REQUIRED WORK => Using the listing below, please gather every line containing the word "RUNNING".
BEGIN GIVEN INFORMATION
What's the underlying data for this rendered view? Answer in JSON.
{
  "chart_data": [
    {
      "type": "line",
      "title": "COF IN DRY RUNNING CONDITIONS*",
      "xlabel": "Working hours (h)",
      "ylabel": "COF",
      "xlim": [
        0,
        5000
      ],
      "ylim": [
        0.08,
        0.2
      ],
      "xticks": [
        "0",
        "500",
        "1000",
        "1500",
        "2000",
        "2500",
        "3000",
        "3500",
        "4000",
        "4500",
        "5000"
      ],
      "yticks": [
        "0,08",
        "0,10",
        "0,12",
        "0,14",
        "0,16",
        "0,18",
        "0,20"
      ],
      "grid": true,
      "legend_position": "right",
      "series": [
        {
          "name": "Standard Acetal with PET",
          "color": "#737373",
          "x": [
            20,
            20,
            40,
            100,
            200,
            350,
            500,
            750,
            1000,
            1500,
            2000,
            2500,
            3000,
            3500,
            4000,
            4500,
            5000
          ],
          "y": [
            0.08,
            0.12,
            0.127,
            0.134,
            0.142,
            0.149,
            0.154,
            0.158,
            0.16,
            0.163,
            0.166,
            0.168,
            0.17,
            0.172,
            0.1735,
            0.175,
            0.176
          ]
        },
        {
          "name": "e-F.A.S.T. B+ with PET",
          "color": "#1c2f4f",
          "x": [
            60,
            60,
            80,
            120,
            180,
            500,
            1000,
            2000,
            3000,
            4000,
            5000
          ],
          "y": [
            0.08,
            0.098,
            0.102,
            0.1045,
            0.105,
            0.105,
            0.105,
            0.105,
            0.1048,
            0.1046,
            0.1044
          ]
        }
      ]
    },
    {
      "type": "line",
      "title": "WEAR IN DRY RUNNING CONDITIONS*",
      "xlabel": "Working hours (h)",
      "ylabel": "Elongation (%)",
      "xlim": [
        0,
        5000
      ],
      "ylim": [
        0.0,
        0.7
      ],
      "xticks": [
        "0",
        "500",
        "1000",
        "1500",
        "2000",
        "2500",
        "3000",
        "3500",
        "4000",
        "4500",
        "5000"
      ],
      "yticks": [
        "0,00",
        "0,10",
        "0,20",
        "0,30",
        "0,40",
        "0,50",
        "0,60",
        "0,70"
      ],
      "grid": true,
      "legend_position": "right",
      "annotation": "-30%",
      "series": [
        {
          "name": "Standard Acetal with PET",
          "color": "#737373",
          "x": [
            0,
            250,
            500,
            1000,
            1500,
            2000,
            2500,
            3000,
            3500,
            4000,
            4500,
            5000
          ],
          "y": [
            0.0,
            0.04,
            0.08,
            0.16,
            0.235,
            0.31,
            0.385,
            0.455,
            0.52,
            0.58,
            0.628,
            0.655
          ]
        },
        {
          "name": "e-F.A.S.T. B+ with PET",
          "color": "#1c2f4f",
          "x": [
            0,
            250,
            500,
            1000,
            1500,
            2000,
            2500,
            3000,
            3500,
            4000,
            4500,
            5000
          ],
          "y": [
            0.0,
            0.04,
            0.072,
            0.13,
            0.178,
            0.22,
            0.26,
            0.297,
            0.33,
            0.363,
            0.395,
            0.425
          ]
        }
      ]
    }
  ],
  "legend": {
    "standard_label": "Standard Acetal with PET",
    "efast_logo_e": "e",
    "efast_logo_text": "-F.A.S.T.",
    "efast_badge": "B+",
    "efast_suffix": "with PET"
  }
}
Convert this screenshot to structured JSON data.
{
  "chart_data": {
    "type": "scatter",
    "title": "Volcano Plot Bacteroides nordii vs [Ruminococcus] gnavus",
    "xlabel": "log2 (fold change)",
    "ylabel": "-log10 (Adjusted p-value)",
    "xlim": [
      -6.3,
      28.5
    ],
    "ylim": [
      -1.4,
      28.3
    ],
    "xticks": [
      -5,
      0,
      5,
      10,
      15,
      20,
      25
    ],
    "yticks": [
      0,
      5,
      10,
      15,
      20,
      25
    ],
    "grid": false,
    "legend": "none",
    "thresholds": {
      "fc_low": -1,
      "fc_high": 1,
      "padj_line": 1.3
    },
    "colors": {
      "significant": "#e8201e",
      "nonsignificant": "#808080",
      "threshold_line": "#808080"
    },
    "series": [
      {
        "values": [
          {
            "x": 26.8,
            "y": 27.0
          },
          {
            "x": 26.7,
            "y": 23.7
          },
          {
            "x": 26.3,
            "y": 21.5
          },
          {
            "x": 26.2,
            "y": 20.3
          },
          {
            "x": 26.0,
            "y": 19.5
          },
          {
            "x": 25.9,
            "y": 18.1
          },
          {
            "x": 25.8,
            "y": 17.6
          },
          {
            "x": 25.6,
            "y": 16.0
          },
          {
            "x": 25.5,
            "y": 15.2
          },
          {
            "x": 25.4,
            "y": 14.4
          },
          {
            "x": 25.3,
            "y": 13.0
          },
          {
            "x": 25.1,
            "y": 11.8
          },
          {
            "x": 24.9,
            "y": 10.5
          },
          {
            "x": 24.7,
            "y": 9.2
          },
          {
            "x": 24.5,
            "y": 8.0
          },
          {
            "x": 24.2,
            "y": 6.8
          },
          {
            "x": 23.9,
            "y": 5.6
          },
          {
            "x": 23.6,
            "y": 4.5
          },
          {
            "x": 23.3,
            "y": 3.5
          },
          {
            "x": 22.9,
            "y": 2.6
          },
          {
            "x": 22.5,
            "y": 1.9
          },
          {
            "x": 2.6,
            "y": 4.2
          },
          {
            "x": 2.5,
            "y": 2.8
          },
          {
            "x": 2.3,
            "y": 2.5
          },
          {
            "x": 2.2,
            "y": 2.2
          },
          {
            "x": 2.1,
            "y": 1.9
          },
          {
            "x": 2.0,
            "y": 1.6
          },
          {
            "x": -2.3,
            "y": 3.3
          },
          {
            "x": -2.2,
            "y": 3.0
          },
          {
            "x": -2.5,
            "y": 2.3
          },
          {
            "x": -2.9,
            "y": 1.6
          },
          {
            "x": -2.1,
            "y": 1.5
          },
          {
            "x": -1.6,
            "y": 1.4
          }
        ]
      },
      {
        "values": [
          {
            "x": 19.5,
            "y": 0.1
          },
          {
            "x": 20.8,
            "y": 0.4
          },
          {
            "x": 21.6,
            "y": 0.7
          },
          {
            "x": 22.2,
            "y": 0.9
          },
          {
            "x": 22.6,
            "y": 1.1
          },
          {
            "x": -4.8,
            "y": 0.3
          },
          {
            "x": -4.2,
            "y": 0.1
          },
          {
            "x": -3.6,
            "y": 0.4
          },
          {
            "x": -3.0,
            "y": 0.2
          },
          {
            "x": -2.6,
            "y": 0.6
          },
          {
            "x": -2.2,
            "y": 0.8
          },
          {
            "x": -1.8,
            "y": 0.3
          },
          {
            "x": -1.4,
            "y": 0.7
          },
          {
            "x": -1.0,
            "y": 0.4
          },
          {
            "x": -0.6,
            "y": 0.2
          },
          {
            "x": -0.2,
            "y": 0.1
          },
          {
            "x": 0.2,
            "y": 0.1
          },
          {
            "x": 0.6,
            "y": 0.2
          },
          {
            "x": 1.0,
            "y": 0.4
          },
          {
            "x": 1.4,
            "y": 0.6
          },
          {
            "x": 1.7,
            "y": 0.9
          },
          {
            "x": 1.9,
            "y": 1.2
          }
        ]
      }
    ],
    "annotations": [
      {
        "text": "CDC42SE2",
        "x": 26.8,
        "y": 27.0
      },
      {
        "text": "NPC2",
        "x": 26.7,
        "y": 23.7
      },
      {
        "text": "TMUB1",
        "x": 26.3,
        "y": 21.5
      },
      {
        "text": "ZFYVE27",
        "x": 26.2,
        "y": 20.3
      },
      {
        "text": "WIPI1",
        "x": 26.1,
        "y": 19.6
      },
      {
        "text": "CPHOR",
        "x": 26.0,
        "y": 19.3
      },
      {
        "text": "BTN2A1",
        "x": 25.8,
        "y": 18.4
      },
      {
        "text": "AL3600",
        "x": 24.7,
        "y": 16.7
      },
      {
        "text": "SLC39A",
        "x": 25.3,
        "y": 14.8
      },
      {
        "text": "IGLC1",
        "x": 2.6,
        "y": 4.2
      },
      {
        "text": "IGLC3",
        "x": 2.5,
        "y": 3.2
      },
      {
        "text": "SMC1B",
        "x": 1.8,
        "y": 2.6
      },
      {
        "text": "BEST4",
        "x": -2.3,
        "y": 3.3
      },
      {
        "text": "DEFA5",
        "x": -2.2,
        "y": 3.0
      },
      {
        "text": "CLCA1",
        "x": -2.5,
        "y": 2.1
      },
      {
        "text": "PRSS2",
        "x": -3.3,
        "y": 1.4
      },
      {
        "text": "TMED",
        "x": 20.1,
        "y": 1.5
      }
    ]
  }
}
END GIVEN INFORMATION
TASK RESULT =>
      "title": "COF IN DRY RUNNING CONDITIONS*",
      "title": "WEAR IN DRY RUNNING CONDITIONS*",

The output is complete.